Excerpt:
-------
The requirements for the Bachelor of Arts and Bachelor of Science are the following:     

  1. Successful completion of an approved degree program within the College.
  2. At least a 2.0 Loyola cumulative, major and minor grade point average (if a minor is pursued or required).
  3. Completion of the Loyola Core requirements.
  4. Completion of all course requirements specified by major department.
  5. Completion of at least 30 credits in the major (some departments require more).
  6. Completion of a comprehensive and/or exit examination if required by the department.  Such departments establish and publish in advance the nature of the comprehensive examination and the standard for acceptable performance.
  7. Residency requirements: a minimum of 30 credits at Loyola University; a minimum of 15 credits in the major and 9 credits in the minor (if pursued); a minimum of 12 credits in the Loyola Core, and 3 credits from any other area of a major's DPCL.
  8. Some departments offer an opportunity for their majors to complete their degree programs with departmental honors. Students should ask their departmental chairperson for these requirements. 
  9. Certification of degree completion by the Dean's Office.
-------
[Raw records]
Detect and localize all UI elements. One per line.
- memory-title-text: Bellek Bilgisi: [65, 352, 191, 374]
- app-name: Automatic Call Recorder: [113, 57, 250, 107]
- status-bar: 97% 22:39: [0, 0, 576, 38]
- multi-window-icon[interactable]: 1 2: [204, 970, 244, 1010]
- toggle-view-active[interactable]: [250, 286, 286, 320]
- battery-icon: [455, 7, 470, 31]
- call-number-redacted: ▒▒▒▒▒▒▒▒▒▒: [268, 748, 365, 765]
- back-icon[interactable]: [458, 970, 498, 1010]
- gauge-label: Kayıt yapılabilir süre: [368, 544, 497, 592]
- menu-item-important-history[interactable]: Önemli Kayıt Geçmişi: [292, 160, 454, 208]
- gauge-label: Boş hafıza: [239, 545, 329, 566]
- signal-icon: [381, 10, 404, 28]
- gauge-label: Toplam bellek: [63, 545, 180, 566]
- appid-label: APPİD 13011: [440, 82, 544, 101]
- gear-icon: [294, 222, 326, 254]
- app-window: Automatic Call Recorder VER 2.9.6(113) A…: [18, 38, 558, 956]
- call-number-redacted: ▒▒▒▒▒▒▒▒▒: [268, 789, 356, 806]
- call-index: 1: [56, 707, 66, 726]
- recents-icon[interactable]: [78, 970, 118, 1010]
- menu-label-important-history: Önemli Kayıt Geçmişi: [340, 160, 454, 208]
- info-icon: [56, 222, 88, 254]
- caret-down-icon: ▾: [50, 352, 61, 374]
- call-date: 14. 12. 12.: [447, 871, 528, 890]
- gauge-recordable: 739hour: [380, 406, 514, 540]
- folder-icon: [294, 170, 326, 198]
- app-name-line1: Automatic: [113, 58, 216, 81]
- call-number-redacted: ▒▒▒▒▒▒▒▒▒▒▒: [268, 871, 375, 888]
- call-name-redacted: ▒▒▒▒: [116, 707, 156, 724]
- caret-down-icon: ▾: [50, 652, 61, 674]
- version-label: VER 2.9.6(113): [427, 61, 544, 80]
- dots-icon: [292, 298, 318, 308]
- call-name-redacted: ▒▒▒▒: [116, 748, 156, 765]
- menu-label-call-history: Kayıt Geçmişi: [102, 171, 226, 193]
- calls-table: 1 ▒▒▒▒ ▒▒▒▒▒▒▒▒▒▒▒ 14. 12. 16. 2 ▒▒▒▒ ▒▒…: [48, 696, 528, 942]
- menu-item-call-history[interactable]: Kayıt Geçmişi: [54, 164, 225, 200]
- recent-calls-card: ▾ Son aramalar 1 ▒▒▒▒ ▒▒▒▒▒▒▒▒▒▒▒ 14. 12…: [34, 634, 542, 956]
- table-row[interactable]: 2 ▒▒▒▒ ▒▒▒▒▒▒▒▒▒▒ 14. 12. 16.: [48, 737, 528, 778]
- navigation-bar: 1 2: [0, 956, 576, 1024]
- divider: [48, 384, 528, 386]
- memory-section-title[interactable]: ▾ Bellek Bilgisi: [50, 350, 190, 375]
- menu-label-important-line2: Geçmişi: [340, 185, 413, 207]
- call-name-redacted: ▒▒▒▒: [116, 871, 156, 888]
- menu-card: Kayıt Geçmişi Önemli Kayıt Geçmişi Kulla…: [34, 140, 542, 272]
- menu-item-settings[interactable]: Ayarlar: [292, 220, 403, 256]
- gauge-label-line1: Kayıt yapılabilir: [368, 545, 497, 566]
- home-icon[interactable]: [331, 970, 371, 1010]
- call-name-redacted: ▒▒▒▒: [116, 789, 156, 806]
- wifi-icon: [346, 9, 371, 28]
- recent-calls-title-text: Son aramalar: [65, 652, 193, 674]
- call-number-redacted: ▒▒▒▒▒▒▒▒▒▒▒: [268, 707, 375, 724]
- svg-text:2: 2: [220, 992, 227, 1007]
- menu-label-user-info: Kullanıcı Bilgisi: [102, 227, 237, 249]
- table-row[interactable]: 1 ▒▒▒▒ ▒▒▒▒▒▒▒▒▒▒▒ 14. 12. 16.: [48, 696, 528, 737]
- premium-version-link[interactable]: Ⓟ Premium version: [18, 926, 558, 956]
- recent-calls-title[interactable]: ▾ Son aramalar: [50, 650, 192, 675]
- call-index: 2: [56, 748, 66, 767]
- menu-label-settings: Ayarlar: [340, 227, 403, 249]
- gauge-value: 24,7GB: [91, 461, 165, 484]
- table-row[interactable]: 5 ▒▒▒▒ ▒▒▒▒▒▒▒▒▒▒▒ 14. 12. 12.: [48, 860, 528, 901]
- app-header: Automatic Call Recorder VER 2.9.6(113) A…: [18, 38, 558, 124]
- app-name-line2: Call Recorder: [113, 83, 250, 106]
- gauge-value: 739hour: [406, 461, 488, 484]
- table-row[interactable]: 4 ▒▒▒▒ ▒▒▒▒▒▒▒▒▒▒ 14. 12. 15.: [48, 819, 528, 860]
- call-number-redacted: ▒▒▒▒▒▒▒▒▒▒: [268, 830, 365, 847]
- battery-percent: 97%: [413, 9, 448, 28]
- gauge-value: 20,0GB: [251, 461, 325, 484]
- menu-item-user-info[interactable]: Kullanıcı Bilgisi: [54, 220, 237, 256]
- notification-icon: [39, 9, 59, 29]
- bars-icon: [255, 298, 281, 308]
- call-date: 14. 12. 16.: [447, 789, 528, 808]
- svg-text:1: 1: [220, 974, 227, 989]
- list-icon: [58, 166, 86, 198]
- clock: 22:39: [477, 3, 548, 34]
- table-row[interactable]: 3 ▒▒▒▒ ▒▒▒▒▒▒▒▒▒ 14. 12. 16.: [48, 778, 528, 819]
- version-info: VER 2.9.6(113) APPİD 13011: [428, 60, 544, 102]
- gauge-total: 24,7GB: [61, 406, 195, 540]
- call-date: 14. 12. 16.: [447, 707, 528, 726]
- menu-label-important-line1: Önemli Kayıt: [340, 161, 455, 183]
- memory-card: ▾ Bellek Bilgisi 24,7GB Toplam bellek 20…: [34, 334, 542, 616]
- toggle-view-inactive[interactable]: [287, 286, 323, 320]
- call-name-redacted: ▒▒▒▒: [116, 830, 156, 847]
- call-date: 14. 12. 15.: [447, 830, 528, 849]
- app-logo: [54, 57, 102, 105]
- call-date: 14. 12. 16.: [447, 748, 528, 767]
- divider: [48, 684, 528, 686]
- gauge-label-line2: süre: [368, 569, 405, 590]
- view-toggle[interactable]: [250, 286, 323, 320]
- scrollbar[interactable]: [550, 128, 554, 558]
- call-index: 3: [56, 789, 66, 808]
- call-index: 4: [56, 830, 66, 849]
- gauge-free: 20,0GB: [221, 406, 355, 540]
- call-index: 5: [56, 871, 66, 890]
-------
Stated exercise: Rewrite the degree requirements list from "1. Successful completion" up to and including "for acceptable performance.", replacing "major department" with "academic department". The rows have no connection to the degree requirements list.

Output below:
1. Successful completion of an approved degree program within the College.
  2. At least a 2.0 Loyola cumulative, major and minor grade point average (if a minor is pursued or required).
  3. Completion of the Loyola Core requirements.
  4. Completion of all course requirements specified by academic department.
  5. Completion of at least 30 credits in the major (some departments require more).
  6. Completion of a comprehensive and/or exit examination if required by the department.  Such departments establish and publish in advance the nature of the comprehensive examination and the standard for acceptable performance.